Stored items

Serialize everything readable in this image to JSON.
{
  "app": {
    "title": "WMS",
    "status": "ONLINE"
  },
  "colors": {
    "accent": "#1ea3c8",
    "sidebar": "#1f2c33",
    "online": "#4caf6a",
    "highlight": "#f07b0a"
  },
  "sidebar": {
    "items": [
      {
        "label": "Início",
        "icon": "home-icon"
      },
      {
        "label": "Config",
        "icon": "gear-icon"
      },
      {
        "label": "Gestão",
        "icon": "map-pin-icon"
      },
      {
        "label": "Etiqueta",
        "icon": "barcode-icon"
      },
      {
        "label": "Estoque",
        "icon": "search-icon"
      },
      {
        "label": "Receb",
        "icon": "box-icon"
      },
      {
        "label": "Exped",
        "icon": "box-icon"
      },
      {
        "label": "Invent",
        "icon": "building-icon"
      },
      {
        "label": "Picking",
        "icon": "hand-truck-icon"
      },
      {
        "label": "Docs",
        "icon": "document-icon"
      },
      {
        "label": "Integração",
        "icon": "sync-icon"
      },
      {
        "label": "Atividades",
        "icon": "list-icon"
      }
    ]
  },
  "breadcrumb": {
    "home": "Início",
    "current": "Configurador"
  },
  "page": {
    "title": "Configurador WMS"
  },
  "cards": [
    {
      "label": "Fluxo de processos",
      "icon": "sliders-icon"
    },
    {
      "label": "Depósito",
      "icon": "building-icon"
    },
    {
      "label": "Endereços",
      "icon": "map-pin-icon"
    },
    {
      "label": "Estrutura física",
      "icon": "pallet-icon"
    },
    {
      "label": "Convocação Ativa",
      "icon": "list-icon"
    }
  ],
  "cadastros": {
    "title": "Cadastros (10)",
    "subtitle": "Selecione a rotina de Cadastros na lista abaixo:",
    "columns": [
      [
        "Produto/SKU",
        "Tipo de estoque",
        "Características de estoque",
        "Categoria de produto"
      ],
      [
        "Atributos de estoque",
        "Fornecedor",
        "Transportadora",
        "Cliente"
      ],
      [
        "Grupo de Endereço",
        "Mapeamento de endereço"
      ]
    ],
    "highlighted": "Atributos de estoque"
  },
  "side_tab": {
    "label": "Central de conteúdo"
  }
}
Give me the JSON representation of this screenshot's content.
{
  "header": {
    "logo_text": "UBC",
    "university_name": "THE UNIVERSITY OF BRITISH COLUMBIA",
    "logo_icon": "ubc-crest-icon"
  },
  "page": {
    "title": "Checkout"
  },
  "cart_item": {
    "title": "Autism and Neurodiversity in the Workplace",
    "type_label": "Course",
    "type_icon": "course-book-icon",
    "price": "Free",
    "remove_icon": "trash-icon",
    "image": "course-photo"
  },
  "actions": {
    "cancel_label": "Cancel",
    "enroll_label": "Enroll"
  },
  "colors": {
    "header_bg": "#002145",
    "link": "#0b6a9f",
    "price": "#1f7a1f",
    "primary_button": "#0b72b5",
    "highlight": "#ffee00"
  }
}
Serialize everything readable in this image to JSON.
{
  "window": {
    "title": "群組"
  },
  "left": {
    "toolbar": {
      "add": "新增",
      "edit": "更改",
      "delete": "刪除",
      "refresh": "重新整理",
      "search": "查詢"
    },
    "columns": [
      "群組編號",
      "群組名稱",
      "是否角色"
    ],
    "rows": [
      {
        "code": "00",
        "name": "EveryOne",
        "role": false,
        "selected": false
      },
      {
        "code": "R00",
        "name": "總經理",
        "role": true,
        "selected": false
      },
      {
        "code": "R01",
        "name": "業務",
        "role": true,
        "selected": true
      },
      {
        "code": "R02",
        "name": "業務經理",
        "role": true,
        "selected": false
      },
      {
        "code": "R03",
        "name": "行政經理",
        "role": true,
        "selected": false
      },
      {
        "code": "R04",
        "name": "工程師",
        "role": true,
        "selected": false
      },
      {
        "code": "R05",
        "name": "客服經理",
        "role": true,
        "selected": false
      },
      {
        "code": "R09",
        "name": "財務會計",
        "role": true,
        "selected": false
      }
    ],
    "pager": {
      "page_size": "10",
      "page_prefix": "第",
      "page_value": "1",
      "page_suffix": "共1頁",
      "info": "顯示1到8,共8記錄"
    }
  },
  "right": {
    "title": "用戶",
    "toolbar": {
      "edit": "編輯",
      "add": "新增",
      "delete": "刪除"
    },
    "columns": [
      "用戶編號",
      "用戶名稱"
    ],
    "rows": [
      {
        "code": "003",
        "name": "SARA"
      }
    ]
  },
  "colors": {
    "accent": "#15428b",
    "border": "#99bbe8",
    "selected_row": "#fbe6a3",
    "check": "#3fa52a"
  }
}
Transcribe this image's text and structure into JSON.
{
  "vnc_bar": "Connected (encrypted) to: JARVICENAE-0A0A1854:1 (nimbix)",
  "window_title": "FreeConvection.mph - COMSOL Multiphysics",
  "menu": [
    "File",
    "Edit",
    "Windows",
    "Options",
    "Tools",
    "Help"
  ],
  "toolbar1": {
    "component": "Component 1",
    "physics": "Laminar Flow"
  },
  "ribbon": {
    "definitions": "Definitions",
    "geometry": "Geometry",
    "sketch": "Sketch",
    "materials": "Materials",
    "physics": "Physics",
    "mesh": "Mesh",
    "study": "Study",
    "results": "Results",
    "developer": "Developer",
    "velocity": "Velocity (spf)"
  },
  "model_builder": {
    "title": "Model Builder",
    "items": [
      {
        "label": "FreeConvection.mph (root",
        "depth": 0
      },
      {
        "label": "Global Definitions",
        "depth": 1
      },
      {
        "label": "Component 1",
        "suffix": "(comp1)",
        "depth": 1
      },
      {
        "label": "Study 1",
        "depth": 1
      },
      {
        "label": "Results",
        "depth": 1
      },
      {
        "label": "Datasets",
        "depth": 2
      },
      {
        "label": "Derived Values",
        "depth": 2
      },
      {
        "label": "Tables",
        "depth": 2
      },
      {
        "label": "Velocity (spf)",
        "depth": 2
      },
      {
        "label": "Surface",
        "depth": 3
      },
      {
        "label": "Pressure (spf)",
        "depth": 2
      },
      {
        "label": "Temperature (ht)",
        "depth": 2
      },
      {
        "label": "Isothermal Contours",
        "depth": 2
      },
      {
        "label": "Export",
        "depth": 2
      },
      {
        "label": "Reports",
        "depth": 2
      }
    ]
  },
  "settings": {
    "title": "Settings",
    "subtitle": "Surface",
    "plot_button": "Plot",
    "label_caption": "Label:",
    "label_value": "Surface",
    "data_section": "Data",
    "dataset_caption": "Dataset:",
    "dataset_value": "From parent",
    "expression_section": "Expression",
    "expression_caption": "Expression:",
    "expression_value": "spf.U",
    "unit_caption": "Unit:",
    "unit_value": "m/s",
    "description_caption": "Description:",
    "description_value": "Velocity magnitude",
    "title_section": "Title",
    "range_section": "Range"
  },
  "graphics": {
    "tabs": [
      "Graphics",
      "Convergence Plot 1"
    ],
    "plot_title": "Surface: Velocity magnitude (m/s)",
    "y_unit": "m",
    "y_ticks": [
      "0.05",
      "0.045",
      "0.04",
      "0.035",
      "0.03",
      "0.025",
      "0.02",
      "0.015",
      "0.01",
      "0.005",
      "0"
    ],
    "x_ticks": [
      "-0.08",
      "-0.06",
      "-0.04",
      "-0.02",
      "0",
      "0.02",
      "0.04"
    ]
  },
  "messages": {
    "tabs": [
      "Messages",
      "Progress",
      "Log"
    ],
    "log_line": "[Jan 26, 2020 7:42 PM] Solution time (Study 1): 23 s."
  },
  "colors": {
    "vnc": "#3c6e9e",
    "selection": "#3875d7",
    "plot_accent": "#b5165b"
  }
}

- What the task asks: Copy all lines from the entries that contain the word "subtitle".

- Answer to this task:
    "subtitle": "Selecione a rotina de Cadastros na lista abaixo:",
    "subtitle": "Surface",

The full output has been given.